(Extracted data entries)
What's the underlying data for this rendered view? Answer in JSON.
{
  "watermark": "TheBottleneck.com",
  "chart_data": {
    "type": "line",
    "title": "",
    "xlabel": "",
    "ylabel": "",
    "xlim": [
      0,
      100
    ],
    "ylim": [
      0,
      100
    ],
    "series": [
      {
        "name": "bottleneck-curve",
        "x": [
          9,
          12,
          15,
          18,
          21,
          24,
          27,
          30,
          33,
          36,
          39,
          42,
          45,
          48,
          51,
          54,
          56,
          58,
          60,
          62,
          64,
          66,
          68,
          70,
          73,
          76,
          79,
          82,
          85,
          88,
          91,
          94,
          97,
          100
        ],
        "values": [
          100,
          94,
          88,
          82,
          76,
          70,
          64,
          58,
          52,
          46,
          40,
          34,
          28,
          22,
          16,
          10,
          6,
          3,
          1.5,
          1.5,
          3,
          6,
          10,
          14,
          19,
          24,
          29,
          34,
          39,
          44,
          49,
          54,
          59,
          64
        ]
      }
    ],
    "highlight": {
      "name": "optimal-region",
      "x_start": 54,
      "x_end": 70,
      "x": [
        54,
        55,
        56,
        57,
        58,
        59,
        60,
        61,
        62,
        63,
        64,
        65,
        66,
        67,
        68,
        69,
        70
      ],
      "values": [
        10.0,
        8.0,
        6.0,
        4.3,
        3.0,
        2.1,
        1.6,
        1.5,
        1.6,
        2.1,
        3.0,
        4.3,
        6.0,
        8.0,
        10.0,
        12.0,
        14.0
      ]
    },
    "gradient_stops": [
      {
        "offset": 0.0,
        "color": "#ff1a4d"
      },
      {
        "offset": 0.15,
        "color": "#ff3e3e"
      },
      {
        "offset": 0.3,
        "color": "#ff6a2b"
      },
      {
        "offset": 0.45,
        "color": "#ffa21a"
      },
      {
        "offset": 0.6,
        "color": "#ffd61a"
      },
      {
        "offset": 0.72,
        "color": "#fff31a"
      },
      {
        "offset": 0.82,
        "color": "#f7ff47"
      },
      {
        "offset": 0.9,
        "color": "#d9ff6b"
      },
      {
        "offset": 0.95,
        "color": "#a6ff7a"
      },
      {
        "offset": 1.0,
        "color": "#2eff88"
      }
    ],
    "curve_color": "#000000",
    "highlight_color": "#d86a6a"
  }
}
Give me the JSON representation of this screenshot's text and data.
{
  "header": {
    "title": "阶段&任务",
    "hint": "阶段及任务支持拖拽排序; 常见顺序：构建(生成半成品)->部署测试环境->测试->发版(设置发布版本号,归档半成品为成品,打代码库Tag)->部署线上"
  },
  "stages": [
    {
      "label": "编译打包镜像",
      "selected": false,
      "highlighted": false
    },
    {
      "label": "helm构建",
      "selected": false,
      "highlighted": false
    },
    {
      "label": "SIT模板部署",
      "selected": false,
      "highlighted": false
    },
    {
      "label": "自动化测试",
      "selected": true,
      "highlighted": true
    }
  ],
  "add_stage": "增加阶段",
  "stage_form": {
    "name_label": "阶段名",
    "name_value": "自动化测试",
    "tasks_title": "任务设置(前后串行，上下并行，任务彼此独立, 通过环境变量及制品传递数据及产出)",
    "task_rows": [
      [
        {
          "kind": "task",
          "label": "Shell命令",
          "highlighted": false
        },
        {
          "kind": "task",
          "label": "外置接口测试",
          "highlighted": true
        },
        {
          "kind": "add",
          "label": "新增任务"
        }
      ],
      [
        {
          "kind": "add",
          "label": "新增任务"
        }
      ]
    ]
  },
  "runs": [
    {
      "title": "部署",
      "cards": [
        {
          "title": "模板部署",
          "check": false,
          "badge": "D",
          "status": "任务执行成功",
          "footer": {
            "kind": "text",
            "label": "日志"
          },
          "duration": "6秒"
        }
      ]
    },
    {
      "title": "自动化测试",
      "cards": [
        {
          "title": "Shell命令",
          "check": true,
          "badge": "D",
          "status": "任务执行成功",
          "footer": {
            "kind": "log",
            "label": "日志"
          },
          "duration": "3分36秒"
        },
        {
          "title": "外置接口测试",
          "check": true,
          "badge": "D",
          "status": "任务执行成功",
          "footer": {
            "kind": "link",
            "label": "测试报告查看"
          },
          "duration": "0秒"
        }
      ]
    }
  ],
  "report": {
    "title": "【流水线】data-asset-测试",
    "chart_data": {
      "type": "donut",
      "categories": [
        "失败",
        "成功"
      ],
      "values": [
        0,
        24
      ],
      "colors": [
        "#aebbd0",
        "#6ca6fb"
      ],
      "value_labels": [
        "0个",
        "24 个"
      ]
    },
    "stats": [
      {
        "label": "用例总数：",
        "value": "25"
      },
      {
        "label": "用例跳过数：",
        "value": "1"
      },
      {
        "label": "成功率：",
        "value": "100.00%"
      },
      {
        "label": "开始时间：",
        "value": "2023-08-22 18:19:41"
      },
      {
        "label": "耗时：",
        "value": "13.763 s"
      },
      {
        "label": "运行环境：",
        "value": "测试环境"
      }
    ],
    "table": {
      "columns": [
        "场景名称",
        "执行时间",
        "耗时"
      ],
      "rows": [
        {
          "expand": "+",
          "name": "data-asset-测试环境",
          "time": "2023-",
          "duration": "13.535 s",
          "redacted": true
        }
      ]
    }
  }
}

Stated task: Quote every entry exactly.

Response for this exercise:
What's the underlying data for this rendered view? Answer in JSON.
{
  "watermark": "TheBottleneck.com",
  "chart_data": {
    "type": "line",
    "title": "",
    "xlabel": "",
    "ylabel": "",
    "xlim": [
      0,
      100
    ],
    "ylim": [
      0,
      100
    ],
    "series": [
      {
        "name": "bottleneck-curve",
        "x": [
          9,
          12,
          15,
          18,
          21,
          24,
          27,
          30,
          33,
          36,
          39,
          42,
          45,
          48,
          51,
          54,
          56,
          58,
          60,
          62,
          64,
          66,
          68,
          70,
          73,
          76,
          79,
          82,
          85,
          88,
          91,
          94,
          97,
          100
        ],
        "values": [
          100,
          94,
          88,
          82,
          76,
          70,
          64,
          58,
          52,
          46,
          40,
          34,
          28,
          22,
          16,
          10,
          6,
          3,
          1.5,
          1.5,
          3,
          6,
          10,
          14,
          19,
          24,
          29,
          34,
          39,
          44,
          49,
          54,
          59,
          64
        ]
      }
    ],
    "highlight": {
      "name": "optimal-region",
      "x_start": 54,
      "x_end": 70,
      "x": [
        54,
        55,
        56,
        57,
        58,
        59,
        60,
        61,
        62,
        63,
        64,
        65,
        66,
        67,
        68,
        69,
        70
      ],
      "values": [
        10.0,
        8.0,
        6.0,
        4.3,
        3.0,
        2.1,
        1.6,
        1.5,
        1.6,
        2.1,
        3.0,
        4.3,
        6.0,
        8.0,
        10.0,
        12.0,
        14.0
      ]
    },
    "gradient_stops": [
      {
        "offset": 0.0,
        "color": "#ff1a4d"
      },
      {
        "offset": 0.15,
        "color": "#ff3e3e"
      },
      {
        "offset": 0.3,
        "color": "#ff6a2b"
      },
      {
        "offset": 0.45,
        "color": "#ffa21a"
      },
      {
        "offset": 0.6,
        "color": "#ffd61a"
      },
      {
        "offset": 0.72,
        "color": "#fff31a"
      },
      {
        "offset": 0.82,
        "color": "#f7ff47"
      },
      {
        "offset": 0.9,
        "color": "#d9ff6b"
      },
      {
        "offset": 0.95,
        "color": "#a6ff7a"
      },
      {
        "offset": 1.0,
        "color": "#2eff88"
      }
    ],
    "curve_color": "#000000",
    "highlight_color": "#d86a6a"
  }
}
Give me the JSON representation of this screenshot's text and data.
{
  "header": {
    "title": "阶段&任务",
    "hint": "阶段及任务支持拖拽排序; 常见顺序：构建(生成半成品)->部署测试环境->测试->发版(设置发布版本号,归档半成品为成品,打代码库Tag)->部署线上"
  },
  "stages": [
    {
      "label": "编译打包镜像",
      "selected": false,
      "highlighted": false
    },
    {
      "label": "helm构建",
      "selected": false,
      "highlighted": false
    },
    {
      "label": "SIT模板部署",
      "selected": false,
      "highlighted": false
    },
    {
      "label": "自动化测试",
      "selected": true,
      "highlighted": true
    }
  ],
  "add_stage": "增加阶段",
  "stage_form": {
    "name_label": "阶段名",
    "name_value": "自动化测试",
    "tasks_title": "任务设置(前后串行，上下并行，任务彼此独立, 通过环境变量及制品传递数据及产出)",
    "task_rows": [
      [
        {
          "kind": "task",
          "label": "Shell命令",
          "highlighted": false
        },
        {
          "kind": "task",
          "label": "外置接口测试",
          "highlighted": true
        },
        {
          "kind": "add",
          "label": "新增任务"
        }
      ],
      [
        {
          "kind": "add",
          "label": "新增任务"
        }
      ]
    ]
  },
  "runs": [
    {
      "title": "部署",
      "cards": [
        {
          "title": "模板部署",
          "check": false,
          "badge": "D",
          "status": "任务执行成功",
          "footer": {
            "kind": "text",
            "label": "日志"
          },
          "duration": "6秒"
        }
      ]
    },
    {
      "title": "自动化测试",
      "cards": [
        {
          "title": "Shell命令",
          "check": true,
          "badge": "D",
          "status": "任务执行成功",
          "footer": {
            "kind": "log",
            "label": "日志"
          },
          "duration": "3分36秒"
        },
        {
          "title": "外置接口测试",
          "check": true,
          "badge": "D",
          "status": "任务执行成功",
          "footer": {
            "kind": "link",
            "label": "测试报告查看"
          },
          "duration": "0秒"
        }
      ]
    }
  ],
  "report": {
    "title": "【流水线】data-asset-测试",
    "chart_data": {
      "type": "donut",
      "categories": [
        "失败",
        "成功"
      ],
      "values": [
        0,
        24
      ],
      "colors": [
        "#aebbd0",
        "#6ca6fb"
      ],
      "value_labels": [
        "0个",
        "24 个"
      ]
    },
    "stats": [
      {
        "label": "用例总数：",
        "value": "25"
      },
      {
        "label": "用例跳过数：",
        "value": "1"
      },
      {
        "label": "成功率：",
        "value": "100.00%"
      },
      {
        "label": "开始时间：",
        "value": "2023-08-22 18:19:41"
      },
      {
        "label": "耗时：",
        "value": "13.763 s"
      },
      {
        "label": "运行环境：",
        "value": "测试环境"
      }
    ],
    "table": {
      "columns": [
        "场景名称",
        "执行时间",
        "耗时"
      ],
      "rows": [
        {
          "expand": "+",
          "name": "data-asset-测试环境",
          "time": "2023-",
          "duration": "13.535 s",
          "redacted": true
        }
      ]
    }
  }
}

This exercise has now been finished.